Autre grand classique : celui du biais du risque zéro, qui consiste à adopter une solution technique ou organisationnelle qui prend comme axiome le fait de tendre justement vers le risque zéro pour résoudre le problème, sans évaluer d’autres solutions qui pourraient être optimales tout en maintenant un niveau de risque acceptable et, surtout, dont le coût final serait inférieur au couple risque/coût de la prétendue solution « risque zéro ». Très courant dans nos organisations modernes et dans nos sociétés occidentales qui sont totalement allergiques au risque en général.

L’autre grand classique est le biais de la résistance au changement, qu’il n’est même plus besoin d’expliquer tant il est devenu un marronnier des chefs de projet. Si le biais de Parkinson, aussi appelé « loi de futilité de Parkinson », est moins connu, nous l’avons tous expérimenté : vous vous retrouvez dans une réunion majeure sur un projet stratégique très complexe où très vite les discussions dérivent lentement mais sûrement, au point que le débat porte sur des points anecdotiques, voire futiles telle la couleur des badges à l’entrée. Je me souviens, dans un projet de déploiement d’une solution IAM avec cartes à puce, d’heures carrées perdues pour savoir si les cartes d’accès des sages-femmes devaient avoir la même couleur que celles des médecins ou des cadres de santé. Authentique !

Le biais du point aveugle consiste quant à lui à bien visualiser les défauts dans les raisonnements ou l’argumentation des autres, mais à rester étonnamment aveugle aux siens propres. Il prend différentes formes, parfois résumées par la parabole de la paille et de la poutre, voire le biais de confirmation dans certains cas (une variante en creux).

+ + +

**Travail à faire**
1 > D'après le passage sur les biais cognitifs, sous quel autre nom le biais de Parkinson est-il connu ?
2 > Poursuivez le passage sur les biais cognitifs à la suite de sa dernière phrase.

+ + +

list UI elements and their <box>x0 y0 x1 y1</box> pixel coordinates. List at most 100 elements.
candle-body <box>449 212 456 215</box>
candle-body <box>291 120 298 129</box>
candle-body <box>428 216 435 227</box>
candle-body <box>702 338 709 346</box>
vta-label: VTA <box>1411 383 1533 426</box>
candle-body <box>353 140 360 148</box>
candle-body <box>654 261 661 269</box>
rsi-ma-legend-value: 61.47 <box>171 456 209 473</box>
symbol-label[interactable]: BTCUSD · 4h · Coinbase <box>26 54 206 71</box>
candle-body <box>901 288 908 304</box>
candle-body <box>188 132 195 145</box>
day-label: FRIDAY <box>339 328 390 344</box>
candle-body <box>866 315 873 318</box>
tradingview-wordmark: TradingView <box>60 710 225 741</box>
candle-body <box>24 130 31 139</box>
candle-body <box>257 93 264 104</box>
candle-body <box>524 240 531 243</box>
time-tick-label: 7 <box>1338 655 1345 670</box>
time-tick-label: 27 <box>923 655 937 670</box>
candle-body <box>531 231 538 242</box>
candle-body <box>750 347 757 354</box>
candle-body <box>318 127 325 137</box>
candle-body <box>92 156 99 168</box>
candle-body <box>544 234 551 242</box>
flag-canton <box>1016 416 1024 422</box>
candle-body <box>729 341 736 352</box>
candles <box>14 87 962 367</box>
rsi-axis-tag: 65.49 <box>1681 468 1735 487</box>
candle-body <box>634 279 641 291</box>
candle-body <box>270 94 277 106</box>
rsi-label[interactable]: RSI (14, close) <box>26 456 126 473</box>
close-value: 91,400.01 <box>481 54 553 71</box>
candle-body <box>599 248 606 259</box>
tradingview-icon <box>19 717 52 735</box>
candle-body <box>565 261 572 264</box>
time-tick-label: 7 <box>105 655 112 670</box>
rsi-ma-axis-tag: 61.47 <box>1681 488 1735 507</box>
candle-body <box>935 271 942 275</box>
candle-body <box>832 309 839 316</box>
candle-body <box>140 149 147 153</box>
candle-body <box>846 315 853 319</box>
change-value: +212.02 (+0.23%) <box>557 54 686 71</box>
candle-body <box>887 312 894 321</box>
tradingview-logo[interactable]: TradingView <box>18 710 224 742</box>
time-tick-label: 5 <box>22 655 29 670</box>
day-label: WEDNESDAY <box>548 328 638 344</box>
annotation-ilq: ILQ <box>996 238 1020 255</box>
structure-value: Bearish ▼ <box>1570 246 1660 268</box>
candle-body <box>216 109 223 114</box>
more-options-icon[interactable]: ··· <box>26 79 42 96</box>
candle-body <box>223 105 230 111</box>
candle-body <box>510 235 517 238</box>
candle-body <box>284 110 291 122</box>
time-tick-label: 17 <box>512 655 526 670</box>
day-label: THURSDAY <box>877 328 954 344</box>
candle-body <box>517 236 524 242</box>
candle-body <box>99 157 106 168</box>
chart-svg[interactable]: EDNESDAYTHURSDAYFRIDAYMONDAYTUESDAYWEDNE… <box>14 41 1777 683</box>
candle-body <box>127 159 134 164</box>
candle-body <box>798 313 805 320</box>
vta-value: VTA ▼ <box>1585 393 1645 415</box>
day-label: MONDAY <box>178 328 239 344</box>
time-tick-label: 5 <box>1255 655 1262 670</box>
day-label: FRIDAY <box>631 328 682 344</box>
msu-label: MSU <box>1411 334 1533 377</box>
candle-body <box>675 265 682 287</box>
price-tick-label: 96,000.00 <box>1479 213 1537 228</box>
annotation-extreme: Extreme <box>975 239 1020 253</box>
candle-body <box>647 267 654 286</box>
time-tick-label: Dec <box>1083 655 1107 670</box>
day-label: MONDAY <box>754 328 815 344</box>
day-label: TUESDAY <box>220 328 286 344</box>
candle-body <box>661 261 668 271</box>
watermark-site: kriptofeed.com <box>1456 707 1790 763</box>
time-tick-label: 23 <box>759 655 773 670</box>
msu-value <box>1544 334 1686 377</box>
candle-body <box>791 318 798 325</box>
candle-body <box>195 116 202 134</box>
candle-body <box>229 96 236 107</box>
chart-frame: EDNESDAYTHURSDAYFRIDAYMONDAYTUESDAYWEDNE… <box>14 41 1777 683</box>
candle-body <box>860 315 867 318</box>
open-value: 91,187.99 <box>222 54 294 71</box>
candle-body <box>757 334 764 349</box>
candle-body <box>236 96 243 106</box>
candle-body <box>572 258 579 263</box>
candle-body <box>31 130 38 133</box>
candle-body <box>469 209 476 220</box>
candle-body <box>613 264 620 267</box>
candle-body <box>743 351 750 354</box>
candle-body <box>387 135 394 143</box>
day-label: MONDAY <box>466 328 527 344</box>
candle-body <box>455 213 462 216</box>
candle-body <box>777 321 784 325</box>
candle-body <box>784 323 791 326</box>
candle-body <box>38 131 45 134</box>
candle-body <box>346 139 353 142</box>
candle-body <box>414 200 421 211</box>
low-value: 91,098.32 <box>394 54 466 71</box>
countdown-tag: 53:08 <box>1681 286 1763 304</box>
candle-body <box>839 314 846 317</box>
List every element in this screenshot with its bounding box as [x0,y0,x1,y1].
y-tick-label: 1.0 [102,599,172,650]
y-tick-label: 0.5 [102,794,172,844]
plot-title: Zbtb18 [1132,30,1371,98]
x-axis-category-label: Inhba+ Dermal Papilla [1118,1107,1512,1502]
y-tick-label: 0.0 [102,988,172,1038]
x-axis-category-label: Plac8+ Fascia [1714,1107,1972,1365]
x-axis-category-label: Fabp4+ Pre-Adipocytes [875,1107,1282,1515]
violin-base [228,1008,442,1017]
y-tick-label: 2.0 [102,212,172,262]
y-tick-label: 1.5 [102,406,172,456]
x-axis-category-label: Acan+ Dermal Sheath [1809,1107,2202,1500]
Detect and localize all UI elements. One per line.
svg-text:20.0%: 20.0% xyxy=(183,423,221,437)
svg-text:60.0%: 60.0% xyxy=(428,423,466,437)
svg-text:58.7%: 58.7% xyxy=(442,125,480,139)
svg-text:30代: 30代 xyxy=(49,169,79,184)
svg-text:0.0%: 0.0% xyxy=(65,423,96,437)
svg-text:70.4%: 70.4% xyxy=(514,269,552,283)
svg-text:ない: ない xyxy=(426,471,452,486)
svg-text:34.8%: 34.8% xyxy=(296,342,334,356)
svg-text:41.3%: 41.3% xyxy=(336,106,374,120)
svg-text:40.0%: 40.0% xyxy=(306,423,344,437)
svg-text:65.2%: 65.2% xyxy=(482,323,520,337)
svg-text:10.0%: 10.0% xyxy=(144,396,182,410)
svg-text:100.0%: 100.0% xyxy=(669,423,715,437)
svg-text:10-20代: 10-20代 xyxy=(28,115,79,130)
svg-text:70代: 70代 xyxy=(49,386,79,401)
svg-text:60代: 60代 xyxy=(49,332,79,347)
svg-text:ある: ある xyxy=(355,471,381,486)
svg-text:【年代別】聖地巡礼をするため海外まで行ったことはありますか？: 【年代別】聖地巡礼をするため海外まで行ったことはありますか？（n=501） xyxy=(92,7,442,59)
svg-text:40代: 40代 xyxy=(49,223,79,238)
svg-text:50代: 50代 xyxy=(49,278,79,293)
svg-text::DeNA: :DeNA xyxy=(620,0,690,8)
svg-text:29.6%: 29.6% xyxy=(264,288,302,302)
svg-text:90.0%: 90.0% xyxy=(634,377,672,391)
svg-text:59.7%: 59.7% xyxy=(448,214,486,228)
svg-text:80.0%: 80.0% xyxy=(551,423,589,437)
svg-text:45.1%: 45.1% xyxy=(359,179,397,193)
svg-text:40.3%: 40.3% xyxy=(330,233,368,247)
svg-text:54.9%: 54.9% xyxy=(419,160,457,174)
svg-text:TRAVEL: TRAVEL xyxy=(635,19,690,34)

+ + +

**Résultats par tâche**
1 > Il est aussi appelé « loi de futilité de Parkinson ».

2 >
Le biais de croyance se réfère à la tendance des individus à accepter ou à rejeter une information en fonction de leurs croyances préexistantes plutôt que de manière impartiale. Très proche est le biais de disponibilité, qui désigne un mode de raisonnement basé principalement ou uniquement sur les informations immédiatement disponibles, sans chercher à en acquérir de nouvelles sur la situation. Par exemple, en cas de stress intense, la panique peut faire prendre des risques inconsidérés sur la base d’une heuristique de disponibilité : une personne dans un immeuble en feu cherchera à descendre un escalier enfumé au lieu de se protéger et d’attendre les secours dans un appartement calfeutré. La représentation mentale de l’escalier comme éventuelle voie de sortie est saillante et prend le pas sur d’autres facteurs (comme la possibilité de fumées toxiques, etc.) qui devraient amener à reconsidérer cette option.

Enfin, particulièrement pernicieux car il mobilise pour être démonté des connaissances en probabilité (discipline qui recèle un nombre incroyable de théorèmes et de lois totalement contre-intuitifs), le biais du survivant, qui consiste, pour appuyer la justification du choix d’une solution matérielle ou logicielle, par exemple, à brandir l’argument selon lequel « chez Untel la solution a marché ». On retrouve une illustration très fréquente de ce biais notamment chez les investisseurs en bourse, qui prennent pour preuve de l’efficacité de la démarche « Value » (une stratégie d’investissement) le fait que c’est celle qui a rendu riche Warren Buffet (sans s’intéresser à tous ceux qu’elle a ruinés dans la même période).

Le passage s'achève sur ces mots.